→ Problem: Every line of the records below should be restated exactly.

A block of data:
++++++++++++++++++++

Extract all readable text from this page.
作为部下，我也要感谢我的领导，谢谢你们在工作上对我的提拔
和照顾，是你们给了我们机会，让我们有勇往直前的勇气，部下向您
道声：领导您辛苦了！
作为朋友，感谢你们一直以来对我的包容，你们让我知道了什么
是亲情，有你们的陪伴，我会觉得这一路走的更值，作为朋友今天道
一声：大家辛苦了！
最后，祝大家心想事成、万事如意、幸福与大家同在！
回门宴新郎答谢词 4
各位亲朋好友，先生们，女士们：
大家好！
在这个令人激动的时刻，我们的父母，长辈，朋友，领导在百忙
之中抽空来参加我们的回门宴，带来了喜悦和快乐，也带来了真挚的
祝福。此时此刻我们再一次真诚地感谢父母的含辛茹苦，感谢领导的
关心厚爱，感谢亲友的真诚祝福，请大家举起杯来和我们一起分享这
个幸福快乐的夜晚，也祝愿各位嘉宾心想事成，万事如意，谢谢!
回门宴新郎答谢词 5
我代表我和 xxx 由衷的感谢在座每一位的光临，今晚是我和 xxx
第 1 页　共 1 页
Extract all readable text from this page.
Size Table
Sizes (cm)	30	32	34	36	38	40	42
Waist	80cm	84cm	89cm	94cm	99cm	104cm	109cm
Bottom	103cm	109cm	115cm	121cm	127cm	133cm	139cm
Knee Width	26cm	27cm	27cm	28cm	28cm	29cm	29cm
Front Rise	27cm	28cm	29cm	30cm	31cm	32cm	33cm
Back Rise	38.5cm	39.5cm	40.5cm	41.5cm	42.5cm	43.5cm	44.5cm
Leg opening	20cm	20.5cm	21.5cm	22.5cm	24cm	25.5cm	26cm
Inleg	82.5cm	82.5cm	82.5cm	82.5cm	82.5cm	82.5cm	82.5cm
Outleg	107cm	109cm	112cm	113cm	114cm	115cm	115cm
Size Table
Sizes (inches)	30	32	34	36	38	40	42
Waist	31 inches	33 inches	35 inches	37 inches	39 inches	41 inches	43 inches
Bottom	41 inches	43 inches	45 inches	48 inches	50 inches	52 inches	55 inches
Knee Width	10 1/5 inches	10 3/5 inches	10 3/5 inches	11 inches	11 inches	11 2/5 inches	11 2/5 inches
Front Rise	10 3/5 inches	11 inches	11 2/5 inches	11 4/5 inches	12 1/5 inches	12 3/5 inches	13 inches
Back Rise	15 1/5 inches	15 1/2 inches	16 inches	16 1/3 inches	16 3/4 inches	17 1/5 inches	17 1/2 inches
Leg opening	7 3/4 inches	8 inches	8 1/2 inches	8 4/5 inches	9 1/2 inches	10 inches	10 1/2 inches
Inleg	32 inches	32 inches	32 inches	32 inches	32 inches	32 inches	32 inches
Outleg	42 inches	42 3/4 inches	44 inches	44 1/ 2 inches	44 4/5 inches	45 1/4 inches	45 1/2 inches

++++++++++++++++++++

→ Exercise output:
Extract all readable text from this page.
作为部下，我也要感谢我的领导，谢谢你们在工作上对我的提拔
和照顾，是你们给了我们机会，让我们有勇往直前的勇气，部下向您
道声：领导您辛苦了！
作为朋友，感谢你们一直以来对我的包容，你们让我知道了什么
是亲情，有你们的陪伴，我会觉得这一路走的更值，作为朋友今天道
一声：大家辛苦了！
最后，祝大家心想事成、万事如意、幸福与大家同在！
回门宴新郎答谢词 4
各位亲朋好友，先生们，女士们：
大家好！
在这个令人激动的时刻，我们的父母，长辈，朋友，领导在百忙
之中抽空来参加我们的回门宴，带来了喜悦和快乐，也带来了真挚的
祝福。此时此刻我们再一次真诚地感谢父母的含辛茹苦，感谢领导的
关心厚爱，感谢亲友的真诚祝福，请大家举起杯来和我们一起分享这
个幸福快乐的夜晚，也祝愿各位嘉宾心想事成，万事如意，谢谢!
回门宴新郎答谢词 5
我代表我和 xxx 由衷的感谢在座每一位的光临，今晚是我和 xxx
第 1 页　共 1 页
Extract all readable text from this page.
Size Table
Sizes (cm)	30	32	34	36	38	40	42
Waist	80cm	84cm	89cm	94cm	99cm	104cm	109cm
Bottom	103cm	109cm	115cm	121cm	127cm	133cm	139cm
Knee Width	26cm	27cm	27cm	28cm	28cm	29cm	29cm
Front Rise	27cm	28cm	29cm	30cm	31cm	32cm	33cm
Back Rise	38.5cm	39.5cm	40.5cm	41.5cm	42.5cm	43.5cm	44.5cm
Leg opening	20cm	20.5cm	21.5cm	22.5cm	24cm	25.5cm	26cm
Inleg	82.5cm	82.5cm	82.5cm	82.5cm	82.5cm	82.5cm	82.5cm
Outleg	107cm	109cm	112cm	113cm	114cm	115cm	115cm
Size Table
Sizes (inches)	30	32	34	36	38	40	42
Waist	31 inches	33 inches	35 inches	37 inches	39 inches	41 inches	43 inches
Bottom	41 inches	43 inches	45 inches	48 inches	50 inches	52 inches	55 inches
Knee Width	10 1/5 inches	10 3/5 inches	10 3/5 inches	11 inches	11 inches	11 2/5 inches	11 2/5 inches
Front Rise	10 3/5 inches	11 inches	11 2/5 inches	11 4/5 inches	12 1/5 inches	12 3/5 inches	13 inches
Back Rise	15 1/5 inches	15 1/2 inches	16 inches	16 1/3 inches	16 3/4 inches	17 1/5 inches	17 1/2 inches
Leg opening	7 3/4 inches	8 inches	8 1/2 inches	8 4/5 inches	9 1/2 inches	10 inches	10 1/2 inches
Inleg	32 inches	32 inches	32 inches	32 inches	32 inches	32 inches	32 inches
Outleg	42 inches	42 3/4 inches	44 inches	44 1/ 2 inches	44 4/5 inches	45 1/4 inches	45 1/2 inches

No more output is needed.